→ **Set problem**
Output the records. Match them exactly.

→ **Stored rows**
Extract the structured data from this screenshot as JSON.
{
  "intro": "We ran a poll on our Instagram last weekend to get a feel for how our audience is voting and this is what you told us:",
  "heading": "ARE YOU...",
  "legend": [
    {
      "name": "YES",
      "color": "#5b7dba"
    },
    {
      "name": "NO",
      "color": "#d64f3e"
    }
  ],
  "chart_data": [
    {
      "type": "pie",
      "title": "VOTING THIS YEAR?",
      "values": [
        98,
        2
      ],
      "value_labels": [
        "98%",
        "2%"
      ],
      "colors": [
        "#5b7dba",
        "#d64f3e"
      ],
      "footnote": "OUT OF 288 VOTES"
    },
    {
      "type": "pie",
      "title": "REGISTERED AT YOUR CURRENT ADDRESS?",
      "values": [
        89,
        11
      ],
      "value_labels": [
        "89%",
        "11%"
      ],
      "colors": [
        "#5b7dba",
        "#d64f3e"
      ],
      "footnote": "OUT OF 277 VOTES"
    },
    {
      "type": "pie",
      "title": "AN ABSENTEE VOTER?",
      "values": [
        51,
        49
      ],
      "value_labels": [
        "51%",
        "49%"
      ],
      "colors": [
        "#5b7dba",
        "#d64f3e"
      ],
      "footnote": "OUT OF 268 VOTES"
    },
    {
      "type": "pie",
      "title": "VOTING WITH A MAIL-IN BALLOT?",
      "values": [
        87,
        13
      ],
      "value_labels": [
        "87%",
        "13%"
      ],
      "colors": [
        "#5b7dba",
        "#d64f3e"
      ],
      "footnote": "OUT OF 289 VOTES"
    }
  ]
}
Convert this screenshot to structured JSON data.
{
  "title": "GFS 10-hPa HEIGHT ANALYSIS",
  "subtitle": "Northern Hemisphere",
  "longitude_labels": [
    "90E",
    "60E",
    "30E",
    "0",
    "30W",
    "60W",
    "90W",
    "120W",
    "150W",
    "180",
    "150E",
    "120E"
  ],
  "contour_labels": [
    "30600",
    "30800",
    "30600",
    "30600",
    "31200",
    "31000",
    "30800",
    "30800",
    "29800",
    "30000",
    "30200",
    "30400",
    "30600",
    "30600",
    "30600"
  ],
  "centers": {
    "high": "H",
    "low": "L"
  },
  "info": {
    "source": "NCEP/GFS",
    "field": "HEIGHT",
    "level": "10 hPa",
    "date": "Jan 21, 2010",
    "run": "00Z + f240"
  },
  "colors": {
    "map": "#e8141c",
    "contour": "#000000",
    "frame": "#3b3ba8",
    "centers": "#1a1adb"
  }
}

→ **Written response**
Extract the structured data from this screenshot as JSON.
{
  "intro": "We ran a poll on our Instagram last weekend to get a feel for how our audience is voting and this is what you told us:",
  "heading": "ARE YOU...",
  "legend": [
    {
      "name": "YES",
      "color": "#5b7dba"
    },
    {
      "name": "NO",
      "color": "#d64f3e"
    }
  ],
  "chart_data": [
    {
      "type": "pie",
      "title": "VOTING THIS YEAR?",
      "values": [
        98,
        2
      ],
      "value_labels": [
        "98%",
        "2%"
      ],
      "colors": [
        "#5b7dba",
        "#d64f3e"
      ],
      "footnote": "OUT OF 288 VOTES"
    },
    {
      "type": "pie",
      "title": "REGISTERED AT YOUR CURRENT ADDRESS?",
      "values": [
        89,
        11
      ],
      "value_labels": [
        "89%",
        "11%"
      ],
      "colors": [
        "#5b7dba",
        "#d64f3e"
      ],
      "footnote": "OUT OF 277 VOTES"
    },
    {
      "type": "pie",
      "title": "AN ABSENTEE VOTER?",
      "values": [
        51,
        49
      ],
      "value_labels": [
        "51%",
        "49%"
      ],
      "colors": [
        "#5b7dba",
        "#d64f3e"
      ],
      "footnote": "OUT OF 268 VOTES"
    },
    {
      "type": "pie",
      "title": "VOTING WITH A MAIL-IN BALLOT?",
      "values": [
        87,
        13
      ],
      "value_labels": [
        "87%",
        "13%"
      ],
      "colors": [
        "#5b7dba",
        "#d64f3e"
      ],
      "footnote": "OUT OF 289 VOTES"
    }
  ]
}
Convert this screenshot to structured JSON data.
{
  "title": "GFS 10-hPa HEIGHT ANALYSIS",
  "subtitle": "Northern Hemisphere",
  "longitude_labels": [
    "90E",
    "60E",
    "30E",
    "0",
    "30W",
    "60W",
    "90W",
    "120W",
    "150W",
    "180",
    "150E",
    "120E"
  ],
  "contour_labels": [
    "30600",
    "30800",
    "30600",
    "30600",
    "31200",
    "31000",
    "30800",
    "30800",
    "29800",
    "30000",
    "30200",
    "30400",
    "30600",
    "30600",
    "30600"
  ],
  "centers": {
    "high": "H",
    "low": "L"
  },
  "info": {
    "source": "NCEP/GFS",
    "field": "HEIGHT",
    "level": "10 hPa",
    "date": "Jan 21, 2010",
    "run": "00Z + f240"
  },
  "colors": {
    "map": "#e8141c",
    "contour": "#000000",
    "frame": "#3b3ba8",
    "centers": "#1a1adb"
  }
}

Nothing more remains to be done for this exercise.